Task requirements: Find every line in the records below that holds the word "with", and copy each one.
=== Dataset ===
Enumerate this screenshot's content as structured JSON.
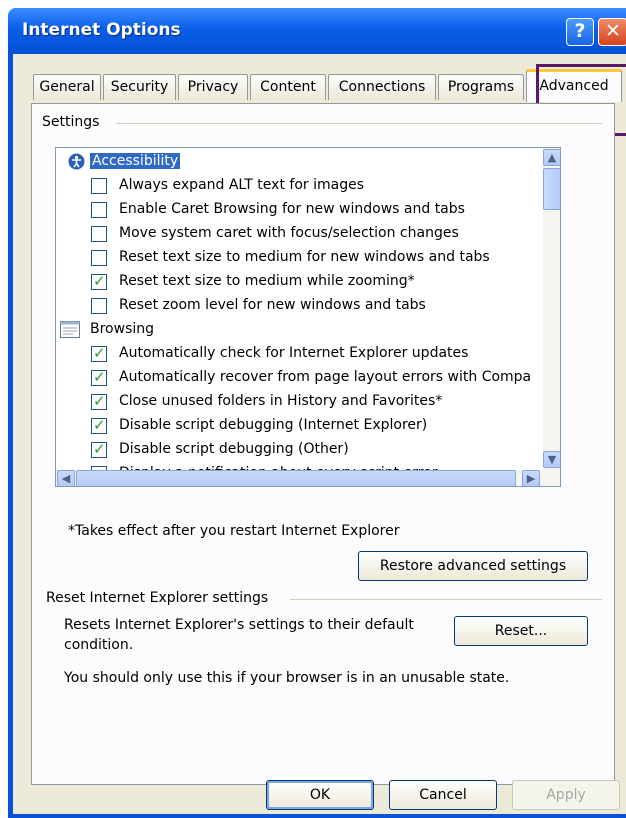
{
  "window": {
    "title": "Internet Options",
    "help_label": "?",
    "close_label": "✕"
  },
  "tabs": [
    {
      "label": "General"
    },
    {
      "label": "Security"
    },
    {
      "label": "Privacy"
    },
    {
      "label": "Content"
    },
    {
      "label": "Connections"
    },
    {
      "label": "Programs"
    },
    {
      "label": "Advanced",
      "active": true
    }
  ],
  "settings": {
    "group_label": "Settings",
    "categories": [
      {
        "label": "Accessibility",
        "selected": true,
        "icon": "accessibility-icon"
      },
      {
        "label": "Browsing",
        "selected": false,
        "icon": "browsing-icon"
      }
    ],
    "items": [
      {
        "label": "Always expand ALT text for images",
        "checked": false
      },
      {
        "label": "Enable Caret Browsing for new windows and tabs",
        "checked": false
      },
      {
        "label": "Move system caret with focus/selection changes",
        "checked": false
      },
      {
        "label": "Reset text size to medium for new windows and tabs",
        "checked": false
      },
      {
        "label": "Reset text size to medium while zooming*",
        "checked": true
      },
      {
        "label": "Reset zoom level for new windows and tabs",
        "checked": false
      },
      {
        "label": "Automatically check for Internet Explorer updates",
        "checked": true
      },
      {
        "label": "Automatically recover from page layout errors with Compa",
        "checked": true
      },
      {
        "label": "Close unused folders in History and Favorites*",
        "checked": true
      },
      {
        "label": "Disable script debugging (Internet Explorer)",
        "checked": true
      },
      {
        "label": "Disable script debugging (Other)",
        "checked": true
      },
      {
        "label": "Display a notification about every script error",
        "checked": false
      }
    ],
    "note": "*Takes effect after you restart Internet Explorer",
    "restore_label": "Restore advanced settings"
  },
  "reset": {
    "group_label": "Reset Internet Explorer settings",
    "desc_line1": "Resets Internet Explorer's settings to their default",
    "desc_line2": "condition.",
    "button_label": "Reset...",
    "warning": "You should only use this if your browser is in an unusable state."
  },
  "footer": {
    "ok": "OK",
    "cancel": "Cancel",
    "apply": "Apply"
  },
  "colors": {
    "titlebar": "#0a5fe8",
    "selection": "#316ac5",
    "tab_accent": "#ffc83c",
    "highlight_box": "#5a1a6a"
  }
}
===
Output below:
        "label": "Move system caret with focus/selection changes",
        "label": "Automatically recover from page layout errors with Compa",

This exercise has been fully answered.